WORK TO COMPLETE
Sift the listing for lines that hold the string "Ammonia" and pull them out.

-- START MATERIAL PROVIDED --

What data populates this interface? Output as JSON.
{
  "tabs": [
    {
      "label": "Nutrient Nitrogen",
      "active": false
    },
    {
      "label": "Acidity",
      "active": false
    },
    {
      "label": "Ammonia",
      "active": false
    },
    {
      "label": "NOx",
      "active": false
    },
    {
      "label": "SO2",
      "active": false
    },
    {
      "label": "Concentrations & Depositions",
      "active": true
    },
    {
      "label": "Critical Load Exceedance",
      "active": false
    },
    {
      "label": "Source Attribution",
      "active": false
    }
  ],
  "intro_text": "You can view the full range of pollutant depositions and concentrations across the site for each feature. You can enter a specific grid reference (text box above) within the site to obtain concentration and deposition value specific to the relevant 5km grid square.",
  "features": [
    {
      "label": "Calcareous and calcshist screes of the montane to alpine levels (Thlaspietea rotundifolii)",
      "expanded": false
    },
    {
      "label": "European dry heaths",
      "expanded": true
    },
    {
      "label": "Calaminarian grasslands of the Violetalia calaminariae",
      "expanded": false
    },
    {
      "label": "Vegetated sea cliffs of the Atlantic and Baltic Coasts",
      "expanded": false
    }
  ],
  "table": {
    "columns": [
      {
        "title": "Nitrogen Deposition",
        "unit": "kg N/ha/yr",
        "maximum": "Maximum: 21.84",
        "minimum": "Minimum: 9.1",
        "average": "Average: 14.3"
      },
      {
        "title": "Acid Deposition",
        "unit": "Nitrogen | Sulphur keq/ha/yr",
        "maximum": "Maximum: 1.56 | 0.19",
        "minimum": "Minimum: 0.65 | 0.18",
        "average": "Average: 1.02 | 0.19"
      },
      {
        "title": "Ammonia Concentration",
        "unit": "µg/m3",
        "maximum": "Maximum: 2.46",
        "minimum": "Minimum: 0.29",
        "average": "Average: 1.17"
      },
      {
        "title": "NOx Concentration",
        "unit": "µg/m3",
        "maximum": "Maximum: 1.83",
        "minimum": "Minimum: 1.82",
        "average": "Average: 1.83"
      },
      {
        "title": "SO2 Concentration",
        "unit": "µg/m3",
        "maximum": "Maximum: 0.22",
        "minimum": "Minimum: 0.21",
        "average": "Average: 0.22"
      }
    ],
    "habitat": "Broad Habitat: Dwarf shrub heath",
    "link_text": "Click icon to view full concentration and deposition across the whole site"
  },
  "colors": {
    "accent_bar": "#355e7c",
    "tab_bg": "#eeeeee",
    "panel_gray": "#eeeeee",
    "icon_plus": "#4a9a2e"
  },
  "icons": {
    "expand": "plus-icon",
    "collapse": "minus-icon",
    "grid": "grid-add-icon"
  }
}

-- END MATERIAL PROVIDED --

TASK ANSWER
      "label": "Ammonia",
        "title": "Ammonia Concentration",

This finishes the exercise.